▶ _DO THIS_
In this exercise, return the whole listing exactly, excluding any images.

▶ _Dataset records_
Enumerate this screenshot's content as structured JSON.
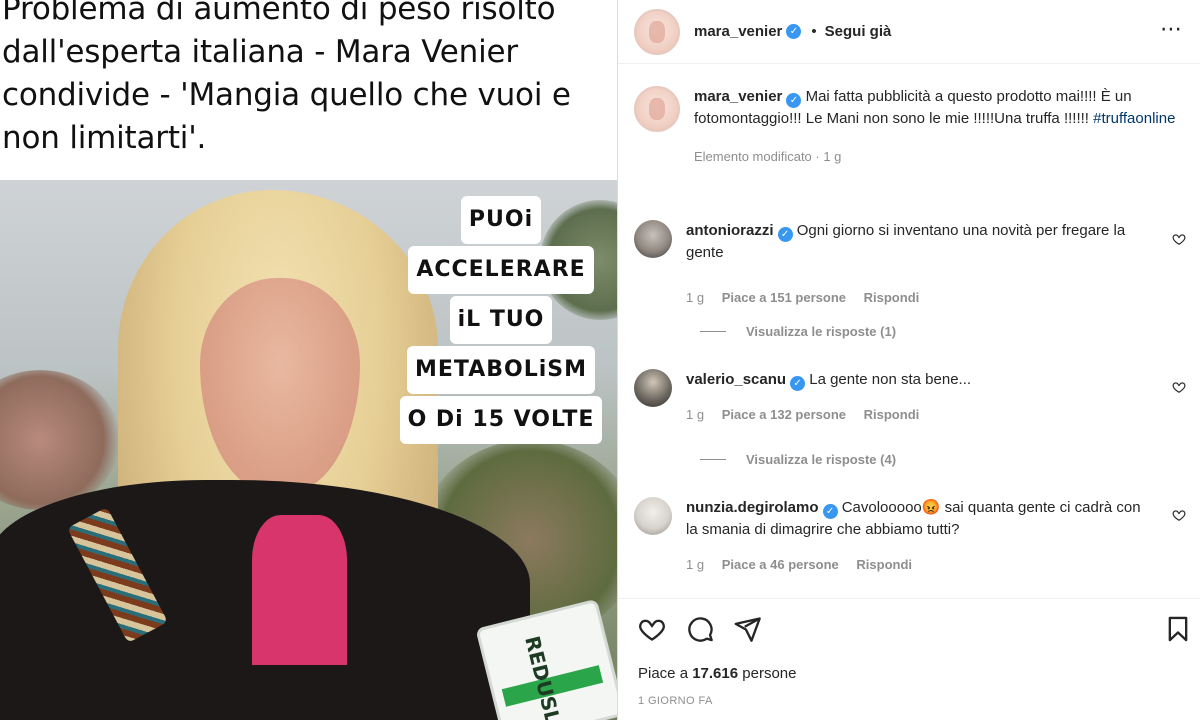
{
  "post_image": {
    "headline_lines": [
      "Problema di aumento di peso risolto",
      "dall'esperta italiana - Mara Venier",
      "condivide - 'Mangia quello che vuoi e",
      "non limitarti'."
    ],
    "overlay_lines": [
      "PUOi",
      "ACCELERARE",
      "iL TUO",
      "METABOLiSM",
      "O Di 15 VOLTE"
    ],
    "product_label": "REDUSLIM"
  },
  "header": {
    "username": "mara_venier",
    "separator": "•",
    "follow_label": "Segui già",
    "more_icon": "more-icon"
  },
  "caption": {
    "username": "mara_venier",
    "text": "Mai fatta pubblicità a questo prodotto mai!!!! È un fotomontaggio!!! Le Mani non sono le mie !!!!!Una truffa !!!!!!",
    "hashtag": "#truffaonline",
    "meta": "Elemento modificato · 1 g"
  },
  "comments": [
    {
      "username": "antoniorazzi",
      "text": "Ogni giorno si inventano una novità per fregare la gente",
      "time": "1 g",
      "likes": "Piace a 151 persone",
      "reply_label": "Rispondi",
      "view_replies": "Visualizza le risposte (1)"
    },
    {
      "username": "valerio_scanu",
      "text": "La gente non sta bene...",
      "time": "1 g",
      "likes": "Piace a 132 persone",
      "reply_label": "Rispondi",
      "view_replies": "Visualizza le risposte (4)"
    },
    {
      "username": "nunzia.degirolamo",
      "text": "Cavolooooo😡 sai quanta gente ci cadrà con la smania di dimagrire che abbiamo tutti?",
      "time": "1 g",
      "likes": "Piace a 46 persone",
      "reply_label": "Rispondi",
      "view_replies": ""
    }
  ],
  "actions": {
    "icons": [
      "heart-icon",
      "comment-icon",
      "share-icon",
      "bookmark-icon"
    ],
    "likes_prefix": "Piace a ",
    "likes_count": "17.616",
    "likes_suffix": " persone",
    "timestamp": "1 GIORNO FA"
  },
  "colors": {
    "verified": "#3897f0",
    "hashtag": "#00376b",
    "muted": "#8e8e8e",
    "text": "#262626"
  }
}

▶ _EXERCISE RESPONSE_
Enumerate this screenshot's content as structured JSON.
{
  "post_image": {
    "headline_lines": [
      "Problema di aumento di peso risolto",
      "dall'esperta italiana - Mara Venier",
      "condivide - 'Mangia quello che vuoi e",
      "non limitarti'."
    ],
    "overlay_lines": [
      "PUOi",
      "ACCELERARE",
      "iL TUO",
      "METABOLiSM",
      "O Di 15 VOLTE"
    ],
    "product_label": "REDUSLIM"
  },
  "header": {
    "username": "mara_venier",
    "separator": "•",
    "follow_label": "Segui già",
    "more_icon": "more-icon"
  },
  "caption": {
    "username": "mara_venier",
    "text": "Mai fatta pubblicità a questo prodotto mai!!!! È un fotomontaggio!!! Le Mani non sono le mie !!!!!Una truffa !!!!!!",
    "hashtag": "#truffaonline",
    "meta": "Elemento modificato · 1 g"
  },
  "comments": [
    {
      "username": "antoniorazzi",
      "text": "Ogni giorno si inventano una novità per fregare la gente",
      "time": "1 g",
      "likes": "Piace a 151 persone",
      "reply_label": "Rispondi",
      "view_replies": "Visualizza le risposte (1)"
    },
    {
      "username": "valerio_scanu",
      "text": "La gente non sta bene...",
      "time": "1 g",
      "likes": "Piace a 132 persone",
      "reply_label": "Rispondi",
      "view_replies": "Visualizza le risposte (4)"
    },
    {
      "username": "nunzia.degirolamo",
      "text": "Cavolooooo😡 sai quanta gente ci cadrà con la smania di dimagrire che abbiamo tutti?",
      "time": "1 g",
      "likes": "Piace a 46 persone",
      "reply_label": "Rispondi",
      "view_replies": ""
    }
  ],
  "actions": {
    "icons": [
      "heart-icon",
      "comment-icon",
      "share-icon",
      "bookmark-icon"
    ],
    "likes_prefix": "Piace a ",
    "likes_count": "17.616",
    "likes_suffix": " persone",
    "timestamp": "1 GIORNO FA"
  },
  "colors": {
    "verified": "#3897f0",
    "hashtag": "#00376b",
    "muted": "#8e8e8e",
    "text": "#262626"
  }
}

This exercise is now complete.